YOUR GOAL ::
Pull out every line with the word "Work" from the entries below.
--- Start ---
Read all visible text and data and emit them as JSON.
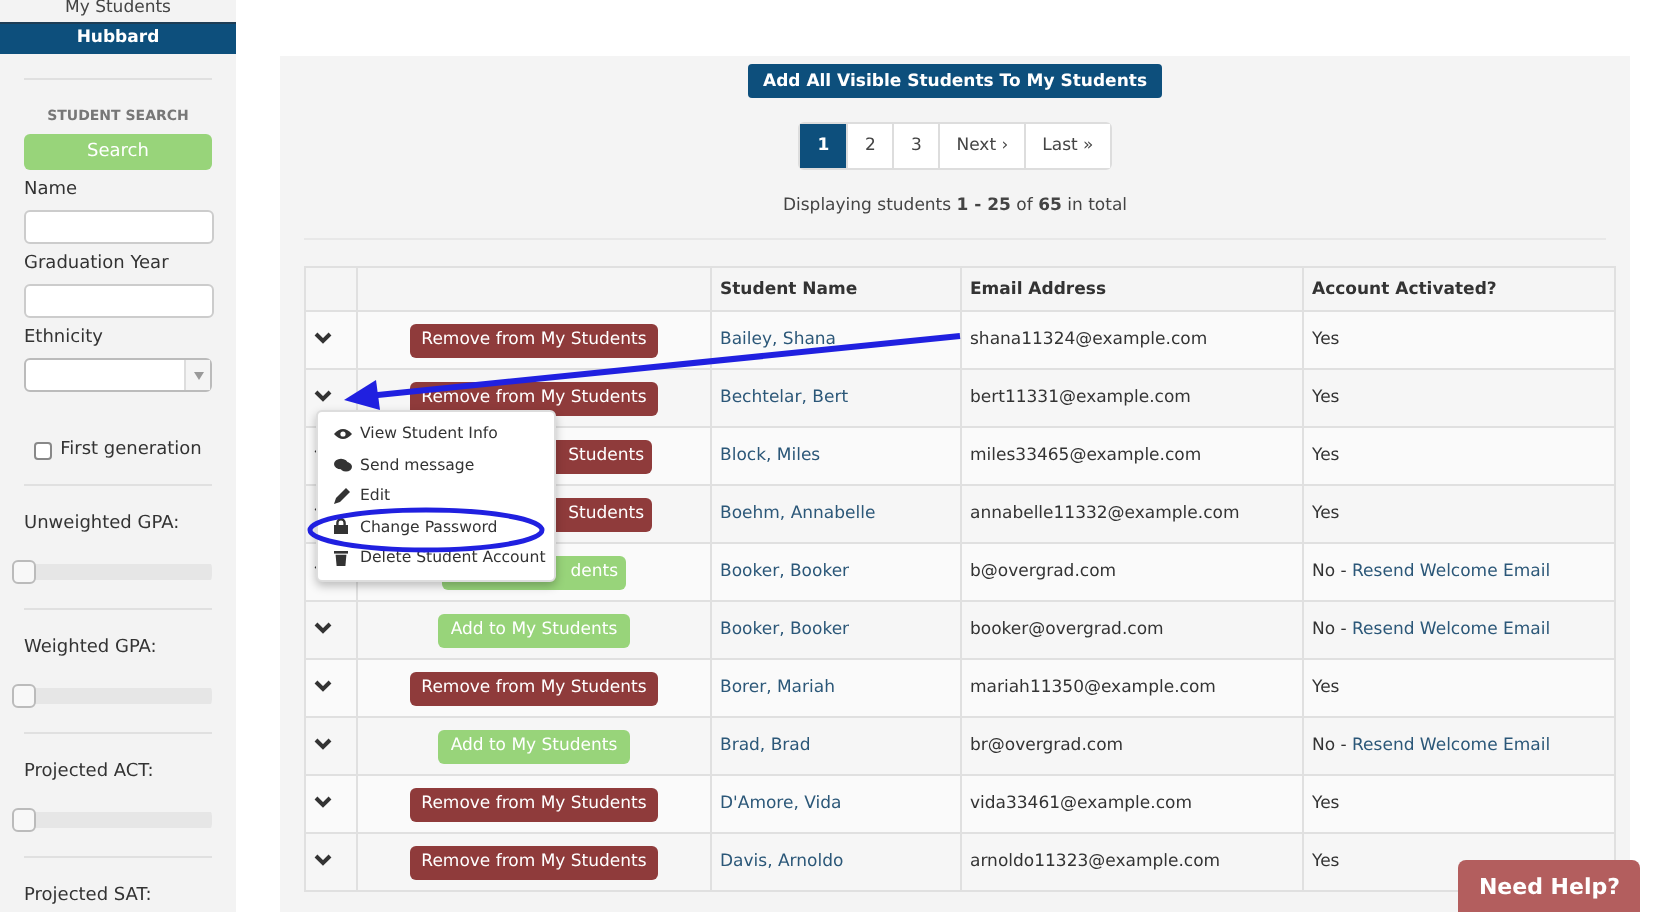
{
  "sidebar": {
    "nav": [
      {
        "label": "My Students",
        "selected": false
      },
      {
        "label": "Hubbard",
        "selected": true
      }
    ],
    "search_heading": "STUDENT SEARCH",
    "search_button": "Search",
    "filters": [
      {
        "kind": "text",
        "label": "Name"
      },
      {
        "kind": "text",
        "label": "Graduation Year"
      },
      {
        "kind": "select",
        "label": "Ethnicity"
      },
      {
        "kind": "checkbox",
        "label": "First generation",
        "checked": false
      },
      {
        "kind": "slider",
        "label": "Unweighted GPA:",
        "level": 0
      },
      {
        "kind": "slider",
        "label": "Weighted GPA:",
        "level": 0
      },
      {
        "kind": "slider",
        "label": "Projected ACT:",
        "level": 0
      },
      {
        "kind": "heading",
        "label": "Projected SAT:"
      }
    ]
  },
  "main": {
    "add_all_button": "Add All Visible Students To My Students",
    "pagination": [
      {
        "label": "1",
        "selected": true
      },
      {
        "label": "2",
        "selected": false
      },
      {
        "label": "3",
        "selected": false
      },
      {
        "label": "Next ›",
        "selected": false
      },
      {
        "label": "Last »",
        "selected": false
      }
    ],
    "summary": "Displaying students **1 - 25** of **65** in total",
    "table": {
      "columns": [
        "Student Name",
        "Email Address",
        "Account Activated?"
      ],
      "rows": [
        {
          "expanded": false,
          "action": {
            "kind": "remove",
            "label": "Remove from My Students"
          },
          "name": "Bailey, Shana",
          "email": "shana11324@example.com",
          "activated": "Yes"
        },
        {
          "expanded": true,
          "action": {
            "kind": "remove",
            "label": "Remove from My Students"
          },
          "name": "Bechtelar, Bert",
          "email": "bert11331@example.com",
          "activated": "Yes"
        },
        {
          "expanded": false,
          "action": {
            "kind": "remove",
            "label": "Students"
          },
          "name": "Block, Miles",
          "email": "miles33465@example.com",
          "activated": "Yes"
        },
        {
          "expanded": false,
          "action": {
            "kind": "remove",
            "label": "Students"
          },
          "name": "Boehm, Annabelle",
          "email": "annabelle11332@example.com",
          "activated": "Yes"
        },
        {
          "expanded": false,
          "action": {
            "kind": "add",
            "label": "dents"
          },
          "name": "Booker, Booker",
          "email": "b@overgrad.com",
          "activated": "No -",
          "resend_link": "Resend Welcome Email"
        },
        {
          "expanded": false,
          "action": {
            "kind": "add",
            "label": "Add to My Students"
          },
          "name": "Booker, Booker",
          "email": "booker@overgrad.com",
          "activated": "No -",
          "resend_link": "Resend Welcome Email"
        },
        {
          "expanded": false,
          "action": {
            "kind": "remove",
            "label": "Remove from My Students"
          },
          "name": "Borer, Mariah",
          "email": "mariah11350@example.com",
          "activated": "Yes"
        },
        {
          "expanded": false,
          "action": {
            "kind": "add",
            "label": "Add to My Students"
          },
          "name": "Brad, Brad",
          "email": "br@overgrad.com",
          "activated": "No -",
          "resend_link": "Resend Welcome Email"
        },
        {
          "expanded": false,
          "action": {
            "kind": "remove",
            "label": "Remove from My Students"
          },
          "name": "D'Amore, Vida",
          "email": "vida33461@example.com",
          "activated": "Yes"
        },
        {
          "expanded": false,
          "action": {
            "kind": "remove",
            "label": "Remove from My Students"
          },
          "name": "Davis, Arnoldo",
          "email": "arnoldo11323@example.com",
          "activated": "Yes"
        }
      ]
    },
    "row_menu": [
      {
        "label": "View Student Info"
      },
      {
        "label": "Send message"
      },
      {
        "label": "Edit"
      },
      {
        "label": "Change Password"
      },
      {
        "label": "Delete Student Account"
      }
    ]
  },
  "help_button": "Need Help?"
}
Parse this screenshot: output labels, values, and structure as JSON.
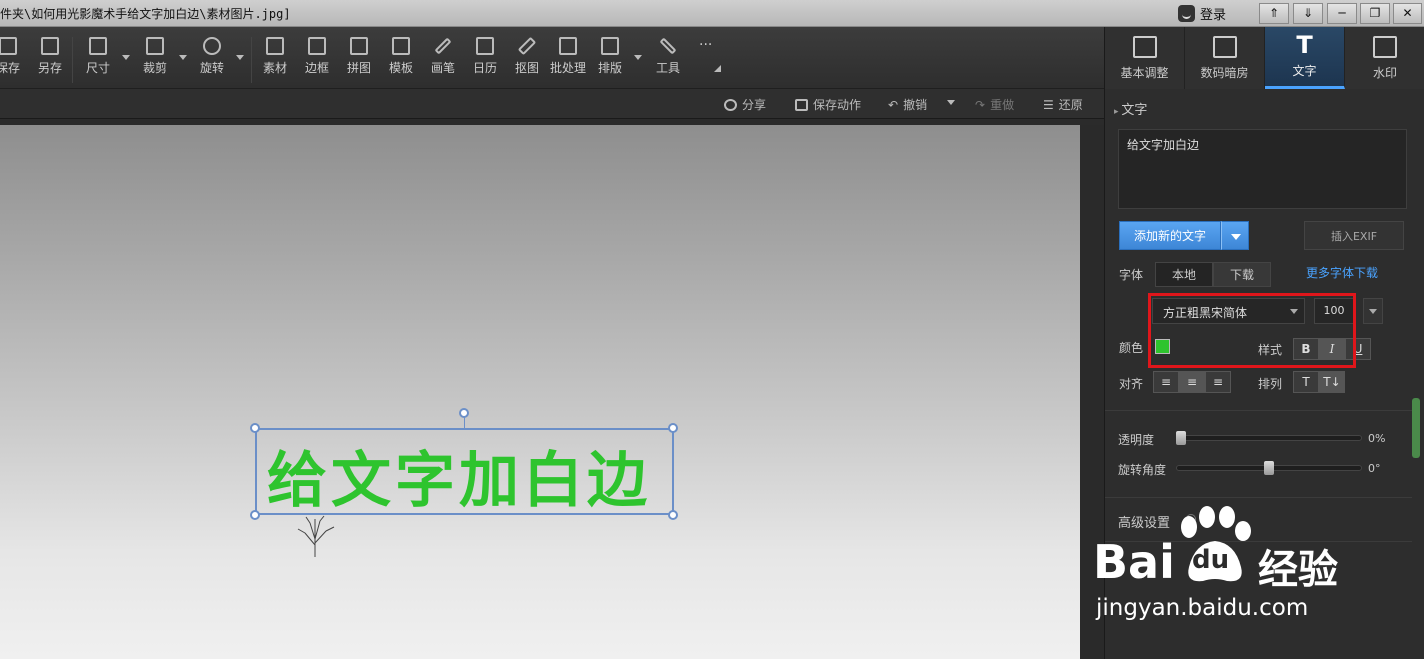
{
  "window": {
    "title": "件夹\\如何用光影魔术手给文字加白边\\素材图片.jpg]",
    "login_label": "登录",
    "controls": [
      "⇑",
      "⇓",
      "─",
      "❐",
      "✕"
    ]
  },
  "toolbar": {
    "items": [
      "保存",
      "另存",
      "尺寸",
      "裁剪",
      "旋转",
      "素材",
      "边框",
      "拼图",
      "模板",
      "画笔",
      "日历",
      "抠图",
      "批处理",
      "排版",
      "工具"
    ],
    "more": "···"
  },
  "right_tabs": {
    "items": [
      "基本调整",
      "数码暗房",
      "文字",
      "水印"
    ],
    "active": "文字",
    "active_icon": "T"
  },
  "action_bar": {
    "share": "分享",
    "save_action": "保存动作",
    "undo": "撤销",
    "redo": "重做",
    "restore": "还原"
  },
  "canvas": {
    "overlay_text": "给文字加白边",
    "text_color": "#2ec42e"
  },
  "panel": {
    "section_title": "文字",
    "text_value": "给文字加白边",
    "add_text_button": "添加新的文字",
    "insert_exif_button": "插入EXIF",
    "font_label": "字体",
    "font_tab_local": "本地",
    "font_tab_download": "下载",
    "more_fonts_link": "更多字体下载",
    "font_name": "方正粗黑宋简体",
    "font_size": "100",
    "color_label": "颜色",
    "color_value": "#2ec42e",
    "style_label": "样式",
    "style_buttons": [
      "B",
      "I",
      "U"
    ],
    "align_label": "对齐",
    "arrange_label": "排列",
    "opacity_label": "透明度",
    "opacity_value": "0%",
    "opacity_level": 0,
    "rotation_label": "旋转角度",
    "rotation_value": "0°",
    "rotation_level": 0.5,
    "advanced_label": "高级设置"
  },
  "watermark": {
    "brand_a": "Bai",
    "brand_b": "du",
    "brand_c": "经验",
    "url": "jingyan.baidu.com"
  }
}
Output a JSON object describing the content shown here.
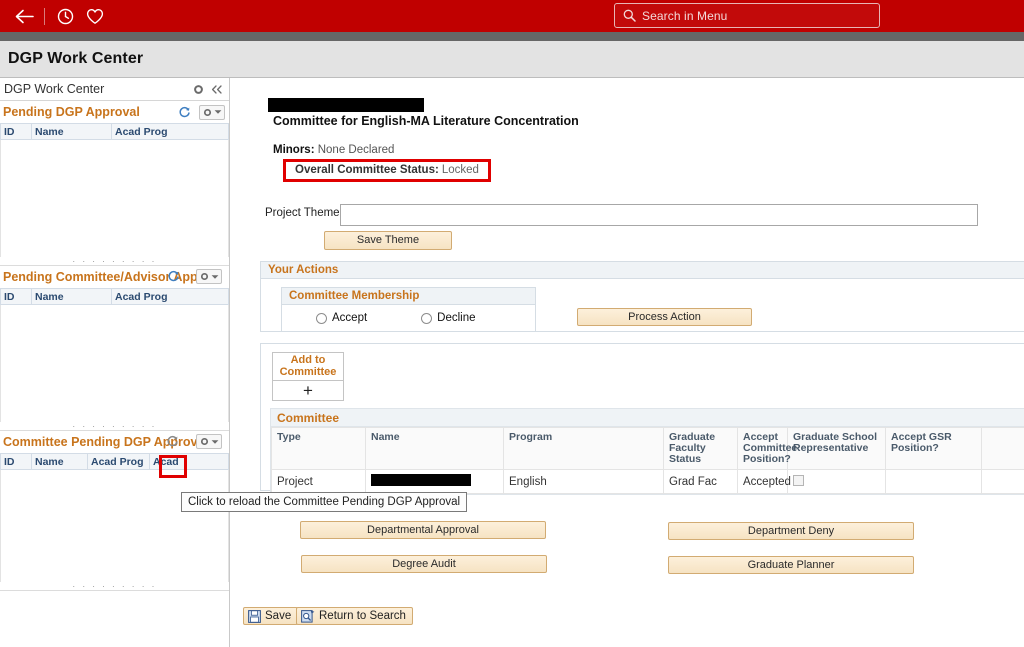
{
  "topbar": {
    "back_icon": "back-arrow-icon",
    "recent_icon": "clock-icon",
    "favorites_icon": "heart-icon",
    "search_placeholder": "Search in Menu",
    "search_value": "",
    "bar_color": "#c00000"
  },
  "page": {
    "title": "DGP Work Center"
  },
  "sidebar": {
    "header_title": "DGP Work Center",
    "groups": [
      {
        "title": "Pending DGP Approval",
        "columns": [
          "ID",
          "Name",
          "Acad Prog"
        ]
      },
      {
        "title": "Pending Committee/Advisor Appr",
        "columns": [
          "ID",
          "Name",
          "Acad Prog"
        ]
      },
      {
        "title": "Committee Pending DGP Approval",
        "columns": [
          "ID",
          "Name",
          "Acad Prog",
          "Acad"
        ]
      }
    ]
  },
  "tooltip": {
    "text": "Click to reload the Committee Pending DGP Approval"
  },
  "main": {
    "student_name": "",
    "committee_title": "Committee for English-MA Literature Concentration",
    "minors_label": "Minors:",
    "minors_value": "None Declared",
    "status_label": "Overall Committee Status:",
    "status_value": "Locked",
    "status_highlight_color": "#e00000",
    "project_theme_label": "Project Theme",
    "project_theme_value": "",
    "save_theme_label": "Save Theme",
    "your_actions": {
      "panel_title": "Your Actions",
      "membership_title": "Committee Membership",
      "accept_label": "Accept",
      "decline_label": "Decline",
      "accept_checked": false,
      "decline_checked": false,
      "process_action_label": "Process Action"
    },
    "add_to_committee": {
      "line1": "Add to",
      "line2": "Committee",
      "plus": "+"
    },
    "committee": {
      "section_title": "Committee",
      "columns": [
        "Type",
        "Name",
        "Program",
        "Graduate Faculty Status",
        "Accept Committee Position?",
        "Graduate School Representative",
        "Accept GSR Position?",
        ""
      ],
      "rows": [
        {
          "type": "Project",
          "name": "",
          "program": "English",
          "grad_faculty_status": "Grad Fac",
          "accept_committee_position": "Accepted",
          "gsr_checkbox": false,
          "accept_gsr_position": "",
          "extra": ""
        }
      ]
    },
    "buttons": {
      "departmental_approval": "Departmental Approval",
      "department_deny": "Department Deny",
      "degree_audit": "Degree Audit",
      "graduate_planner": "Graduate Planner",
      "save": "Save",
      "return_to_search": "Return to Search"
    }
  }
}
--- End ---
WRITTEN SOLUTION ::
    "title": "DGP Work Center"
    "header_title": "DGP Work Center",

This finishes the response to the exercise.